> **GIVEN REQUEST**
Nothing but the lines from the line with "Output a JSON" through the end of the data is to be copied, and each is to be copied exactly.

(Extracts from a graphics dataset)

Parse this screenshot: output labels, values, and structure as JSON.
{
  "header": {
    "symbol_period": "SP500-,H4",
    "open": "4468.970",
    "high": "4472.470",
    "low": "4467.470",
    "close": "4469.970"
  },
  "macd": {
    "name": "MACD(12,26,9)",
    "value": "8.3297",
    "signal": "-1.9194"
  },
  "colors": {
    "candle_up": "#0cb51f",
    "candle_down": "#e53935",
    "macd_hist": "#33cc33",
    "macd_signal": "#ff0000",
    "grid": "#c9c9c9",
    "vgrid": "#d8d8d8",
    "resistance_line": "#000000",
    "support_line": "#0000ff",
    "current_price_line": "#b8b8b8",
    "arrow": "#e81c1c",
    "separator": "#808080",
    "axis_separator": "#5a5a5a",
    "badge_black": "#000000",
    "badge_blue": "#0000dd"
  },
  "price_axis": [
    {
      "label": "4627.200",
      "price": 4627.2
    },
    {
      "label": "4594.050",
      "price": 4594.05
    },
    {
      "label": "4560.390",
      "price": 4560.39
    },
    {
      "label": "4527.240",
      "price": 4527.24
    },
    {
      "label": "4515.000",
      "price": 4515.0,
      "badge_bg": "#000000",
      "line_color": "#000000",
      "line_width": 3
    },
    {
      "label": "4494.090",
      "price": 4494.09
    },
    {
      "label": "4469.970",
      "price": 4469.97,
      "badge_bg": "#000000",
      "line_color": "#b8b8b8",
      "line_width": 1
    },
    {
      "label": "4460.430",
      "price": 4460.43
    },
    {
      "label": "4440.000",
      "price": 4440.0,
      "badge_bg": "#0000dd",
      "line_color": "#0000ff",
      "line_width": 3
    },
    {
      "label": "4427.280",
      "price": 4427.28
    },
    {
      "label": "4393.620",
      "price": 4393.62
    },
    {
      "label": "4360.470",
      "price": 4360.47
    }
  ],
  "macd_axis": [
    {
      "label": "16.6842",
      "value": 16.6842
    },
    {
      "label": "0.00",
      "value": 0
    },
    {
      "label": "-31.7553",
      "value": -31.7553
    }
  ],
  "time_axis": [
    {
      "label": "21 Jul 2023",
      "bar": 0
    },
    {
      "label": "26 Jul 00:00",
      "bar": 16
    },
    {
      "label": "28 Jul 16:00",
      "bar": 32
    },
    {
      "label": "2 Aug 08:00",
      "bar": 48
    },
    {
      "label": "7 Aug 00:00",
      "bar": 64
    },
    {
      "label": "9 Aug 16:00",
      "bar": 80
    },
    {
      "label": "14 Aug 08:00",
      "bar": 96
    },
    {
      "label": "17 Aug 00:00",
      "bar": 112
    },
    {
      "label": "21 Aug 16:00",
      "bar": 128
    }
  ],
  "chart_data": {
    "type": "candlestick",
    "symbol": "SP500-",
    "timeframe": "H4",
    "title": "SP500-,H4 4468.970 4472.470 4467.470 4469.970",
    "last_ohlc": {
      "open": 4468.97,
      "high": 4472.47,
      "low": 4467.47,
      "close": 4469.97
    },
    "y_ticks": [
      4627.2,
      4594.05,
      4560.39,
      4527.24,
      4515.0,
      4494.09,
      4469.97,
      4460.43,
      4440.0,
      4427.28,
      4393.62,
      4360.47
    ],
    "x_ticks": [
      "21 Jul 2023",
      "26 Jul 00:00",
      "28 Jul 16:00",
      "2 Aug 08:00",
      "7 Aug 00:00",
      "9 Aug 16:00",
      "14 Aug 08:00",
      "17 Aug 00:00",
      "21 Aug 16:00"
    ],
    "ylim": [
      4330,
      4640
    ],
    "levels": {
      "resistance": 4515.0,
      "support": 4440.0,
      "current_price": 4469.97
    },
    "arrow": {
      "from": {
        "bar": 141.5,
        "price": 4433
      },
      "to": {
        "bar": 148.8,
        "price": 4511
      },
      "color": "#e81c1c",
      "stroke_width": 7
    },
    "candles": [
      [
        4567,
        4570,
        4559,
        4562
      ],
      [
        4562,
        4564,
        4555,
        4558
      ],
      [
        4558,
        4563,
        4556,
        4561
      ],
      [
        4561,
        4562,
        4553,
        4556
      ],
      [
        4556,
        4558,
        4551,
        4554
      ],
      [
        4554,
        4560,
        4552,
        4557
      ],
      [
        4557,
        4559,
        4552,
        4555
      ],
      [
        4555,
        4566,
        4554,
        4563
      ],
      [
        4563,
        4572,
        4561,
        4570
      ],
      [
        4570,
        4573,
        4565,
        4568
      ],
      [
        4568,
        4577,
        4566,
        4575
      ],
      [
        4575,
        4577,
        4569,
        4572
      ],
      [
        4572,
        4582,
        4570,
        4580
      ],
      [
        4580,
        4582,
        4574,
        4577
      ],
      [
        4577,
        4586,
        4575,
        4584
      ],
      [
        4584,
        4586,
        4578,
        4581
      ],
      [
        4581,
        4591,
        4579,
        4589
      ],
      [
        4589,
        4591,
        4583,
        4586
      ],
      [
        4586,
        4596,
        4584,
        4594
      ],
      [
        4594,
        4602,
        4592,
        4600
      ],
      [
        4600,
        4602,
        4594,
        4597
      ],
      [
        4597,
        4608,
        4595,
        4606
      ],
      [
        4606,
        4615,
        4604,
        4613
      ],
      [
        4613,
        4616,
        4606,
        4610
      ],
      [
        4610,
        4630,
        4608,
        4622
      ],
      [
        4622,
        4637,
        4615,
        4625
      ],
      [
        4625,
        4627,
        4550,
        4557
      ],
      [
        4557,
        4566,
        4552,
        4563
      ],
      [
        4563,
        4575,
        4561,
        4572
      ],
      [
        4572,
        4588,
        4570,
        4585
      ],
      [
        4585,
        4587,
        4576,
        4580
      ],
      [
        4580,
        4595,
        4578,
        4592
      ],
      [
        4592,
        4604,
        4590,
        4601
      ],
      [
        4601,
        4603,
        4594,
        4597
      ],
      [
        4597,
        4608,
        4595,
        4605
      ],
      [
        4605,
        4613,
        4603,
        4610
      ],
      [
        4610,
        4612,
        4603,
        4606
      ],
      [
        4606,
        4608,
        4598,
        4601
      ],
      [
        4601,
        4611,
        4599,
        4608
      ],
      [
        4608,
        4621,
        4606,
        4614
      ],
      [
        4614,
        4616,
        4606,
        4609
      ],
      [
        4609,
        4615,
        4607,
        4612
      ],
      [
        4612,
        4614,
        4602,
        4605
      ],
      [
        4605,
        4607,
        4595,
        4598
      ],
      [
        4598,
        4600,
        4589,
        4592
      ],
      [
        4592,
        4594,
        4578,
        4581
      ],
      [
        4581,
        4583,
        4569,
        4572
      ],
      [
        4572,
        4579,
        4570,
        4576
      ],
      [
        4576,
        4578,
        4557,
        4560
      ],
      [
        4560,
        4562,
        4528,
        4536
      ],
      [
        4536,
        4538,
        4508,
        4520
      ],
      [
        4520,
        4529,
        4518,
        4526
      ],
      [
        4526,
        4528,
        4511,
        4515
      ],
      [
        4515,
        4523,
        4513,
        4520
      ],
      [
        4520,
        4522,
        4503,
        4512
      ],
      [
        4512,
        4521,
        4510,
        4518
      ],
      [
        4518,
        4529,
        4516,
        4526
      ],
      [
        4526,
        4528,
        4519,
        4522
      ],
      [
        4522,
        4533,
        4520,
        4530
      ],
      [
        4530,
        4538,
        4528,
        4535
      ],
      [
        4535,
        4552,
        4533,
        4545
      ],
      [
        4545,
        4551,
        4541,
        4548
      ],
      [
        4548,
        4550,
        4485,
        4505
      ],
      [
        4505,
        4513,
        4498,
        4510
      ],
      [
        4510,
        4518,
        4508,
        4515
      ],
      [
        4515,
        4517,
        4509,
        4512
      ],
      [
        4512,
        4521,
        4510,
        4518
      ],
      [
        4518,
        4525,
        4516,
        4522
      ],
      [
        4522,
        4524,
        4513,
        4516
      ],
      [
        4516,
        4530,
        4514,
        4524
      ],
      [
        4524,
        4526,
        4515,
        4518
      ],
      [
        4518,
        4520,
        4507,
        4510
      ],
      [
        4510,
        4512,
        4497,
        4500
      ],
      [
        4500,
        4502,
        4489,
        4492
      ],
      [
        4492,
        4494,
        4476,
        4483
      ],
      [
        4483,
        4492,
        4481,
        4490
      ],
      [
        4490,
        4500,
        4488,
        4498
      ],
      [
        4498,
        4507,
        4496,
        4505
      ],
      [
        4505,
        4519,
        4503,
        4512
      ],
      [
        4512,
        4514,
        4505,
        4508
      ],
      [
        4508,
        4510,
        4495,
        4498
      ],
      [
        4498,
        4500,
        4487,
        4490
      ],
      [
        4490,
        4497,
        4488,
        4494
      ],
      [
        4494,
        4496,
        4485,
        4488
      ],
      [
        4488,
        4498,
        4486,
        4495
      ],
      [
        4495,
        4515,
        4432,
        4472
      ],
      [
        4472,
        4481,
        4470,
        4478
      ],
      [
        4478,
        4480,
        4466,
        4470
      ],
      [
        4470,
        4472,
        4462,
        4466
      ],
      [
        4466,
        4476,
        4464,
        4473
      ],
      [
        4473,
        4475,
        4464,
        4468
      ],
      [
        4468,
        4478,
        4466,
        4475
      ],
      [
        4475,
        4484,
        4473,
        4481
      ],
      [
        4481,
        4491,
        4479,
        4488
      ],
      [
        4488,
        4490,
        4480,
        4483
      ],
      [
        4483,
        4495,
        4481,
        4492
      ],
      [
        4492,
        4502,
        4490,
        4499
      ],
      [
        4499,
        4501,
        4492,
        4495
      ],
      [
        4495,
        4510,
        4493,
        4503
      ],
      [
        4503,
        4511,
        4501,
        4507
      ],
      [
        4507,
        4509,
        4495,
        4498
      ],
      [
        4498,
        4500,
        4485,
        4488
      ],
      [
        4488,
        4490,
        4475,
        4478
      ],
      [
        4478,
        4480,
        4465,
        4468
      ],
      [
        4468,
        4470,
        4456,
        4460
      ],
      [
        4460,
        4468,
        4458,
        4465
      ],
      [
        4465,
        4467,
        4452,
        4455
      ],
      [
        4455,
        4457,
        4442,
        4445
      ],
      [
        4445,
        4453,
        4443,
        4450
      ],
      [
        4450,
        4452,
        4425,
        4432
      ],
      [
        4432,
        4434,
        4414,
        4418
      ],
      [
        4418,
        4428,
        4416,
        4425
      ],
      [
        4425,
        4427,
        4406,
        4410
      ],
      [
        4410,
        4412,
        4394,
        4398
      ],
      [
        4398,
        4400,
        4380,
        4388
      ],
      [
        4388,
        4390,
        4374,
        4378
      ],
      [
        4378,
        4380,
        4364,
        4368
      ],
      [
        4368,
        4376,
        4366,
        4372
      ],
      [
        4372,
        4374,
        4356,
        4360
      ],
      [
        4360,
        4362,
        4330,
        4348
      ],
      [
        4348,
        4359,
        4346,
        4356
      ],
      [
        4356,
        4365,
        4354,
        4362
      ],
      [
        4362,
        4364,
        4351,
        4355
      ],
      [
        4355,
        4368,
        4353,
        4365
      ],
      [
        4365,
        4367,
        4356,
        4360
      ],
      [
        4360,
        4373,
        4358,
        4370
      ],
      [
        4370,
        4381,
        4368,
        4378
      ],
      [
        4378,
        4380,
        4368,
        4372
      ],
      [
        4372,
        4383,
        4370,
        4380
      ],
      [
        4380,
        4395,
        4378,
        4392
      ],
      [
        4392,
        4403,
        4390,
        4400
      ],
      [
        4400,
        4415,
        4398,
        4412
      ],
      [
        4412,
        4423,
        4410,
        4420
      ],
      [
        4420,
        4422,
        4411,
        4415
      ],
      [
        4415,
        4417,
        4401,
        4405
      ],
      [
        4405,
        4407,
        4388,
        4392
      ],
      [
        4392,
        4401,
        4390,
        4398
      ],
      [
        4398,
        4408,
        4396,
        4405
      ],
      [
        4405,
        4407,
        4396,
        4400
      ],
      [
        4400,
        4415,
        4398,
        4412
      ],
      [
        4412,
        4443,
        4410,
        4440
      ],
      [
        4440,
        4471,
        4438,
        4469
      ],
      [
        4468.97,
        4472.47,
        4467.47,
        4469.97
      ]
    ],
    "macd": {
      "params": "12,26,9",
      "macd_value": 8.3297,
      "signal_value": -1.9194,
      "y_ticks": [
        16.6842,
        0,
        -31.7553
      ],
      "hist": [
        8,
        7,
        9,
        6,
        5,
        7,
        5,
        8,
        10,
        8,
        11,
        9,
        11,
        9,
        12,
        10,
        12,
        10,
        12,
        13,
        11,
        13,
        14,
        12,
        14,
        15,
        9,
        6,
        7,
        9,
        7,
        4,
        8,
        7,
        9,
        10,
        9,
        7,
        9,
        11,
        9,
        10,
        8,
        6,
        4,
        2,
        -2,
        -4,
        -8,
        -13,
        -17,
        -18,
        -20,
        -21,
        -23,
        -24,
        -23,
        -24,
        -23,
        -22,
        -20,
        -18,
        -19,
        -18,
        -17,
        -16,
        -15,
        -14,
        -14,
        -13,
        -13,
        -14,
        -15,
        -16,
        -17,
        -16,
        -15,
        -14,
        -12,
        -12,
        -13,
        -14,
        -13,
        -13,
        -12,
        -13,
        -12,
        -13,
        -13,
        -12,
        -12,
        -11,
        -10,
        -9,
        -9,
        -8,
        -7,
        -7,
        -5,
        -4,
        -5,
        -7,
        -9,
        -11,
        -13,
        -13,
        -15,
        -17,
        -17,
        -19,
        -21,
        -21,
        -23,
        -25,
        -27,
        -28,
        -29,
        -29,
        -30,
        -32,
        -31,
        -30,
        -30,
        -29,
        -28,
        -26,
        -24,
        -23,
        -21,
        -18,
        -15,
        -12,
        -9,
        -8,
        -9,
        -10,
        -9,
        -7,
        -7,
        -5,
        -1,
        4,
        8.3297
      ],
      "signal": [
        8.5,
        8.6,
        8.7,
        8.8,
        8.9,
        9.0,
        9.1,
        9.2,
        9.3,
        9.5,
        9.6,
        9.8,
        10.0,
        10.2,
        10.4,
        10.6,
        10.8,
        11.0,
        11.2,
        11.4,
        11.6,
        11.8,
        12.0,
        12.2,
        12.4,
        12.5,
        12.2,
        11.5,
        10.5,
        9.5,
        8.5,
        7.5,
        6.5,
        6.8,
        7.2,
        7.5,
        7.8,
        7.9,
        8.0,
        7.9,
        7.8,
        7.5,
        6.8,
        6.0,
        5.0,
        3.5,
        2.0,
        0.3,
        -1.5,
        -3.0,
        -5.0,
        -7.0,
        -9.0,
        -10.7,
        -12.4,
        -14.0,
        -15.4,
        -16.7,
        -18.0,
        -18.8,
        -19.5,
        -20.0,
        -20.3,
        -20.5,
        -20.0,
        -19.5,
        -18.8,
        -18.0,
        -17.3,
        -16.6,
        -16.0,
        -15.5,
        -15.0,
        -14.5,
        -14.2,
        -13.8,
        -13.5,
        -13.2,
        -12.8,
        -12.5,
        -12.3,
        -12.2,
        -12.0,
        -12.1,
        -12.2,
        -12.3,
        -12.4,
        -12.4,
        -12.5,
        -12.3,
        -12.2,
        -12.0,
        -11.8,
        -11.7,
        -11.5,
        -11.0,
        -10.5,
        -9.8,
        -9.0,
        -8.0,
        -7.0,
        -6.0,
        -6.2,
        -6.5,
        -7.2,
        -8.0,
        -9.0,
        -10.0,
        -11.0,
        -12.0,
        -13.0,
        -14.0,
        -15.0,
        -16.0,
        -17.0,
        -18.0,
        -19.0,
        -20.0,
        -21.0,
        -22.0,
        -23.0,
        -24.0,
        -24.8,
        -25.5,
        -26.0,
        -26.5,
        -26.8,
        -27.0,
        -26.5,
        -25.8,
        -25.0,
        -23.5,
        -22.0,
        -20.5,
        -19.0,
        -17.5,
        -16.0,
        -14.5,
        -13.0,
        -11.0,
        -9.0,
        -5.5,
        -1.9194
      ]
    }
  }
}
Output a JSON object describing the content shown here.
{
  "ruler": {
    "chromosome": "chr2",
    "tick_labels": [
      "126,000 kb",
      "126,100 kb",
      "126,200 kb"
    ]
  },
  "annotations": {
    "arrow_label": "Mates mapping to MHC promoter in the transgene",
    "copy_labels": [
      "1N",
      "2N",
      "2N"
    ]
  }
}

> **THE RESPONSE**
Output a JSON object describing the content shown here.
{
  "ruler": {
    "chromosome": "chr2",
    "tick_labels": [
      "126,000 kb",
      "126,100 kb",
      "126,200 kb"
    ]
  },
  "annotations": {
    "arrow_label": "Mates mapping to MHC promoter in the transgene",
    "copy_labels": [
      "1N",
      "2N",
      "2N"
    ]
  }
}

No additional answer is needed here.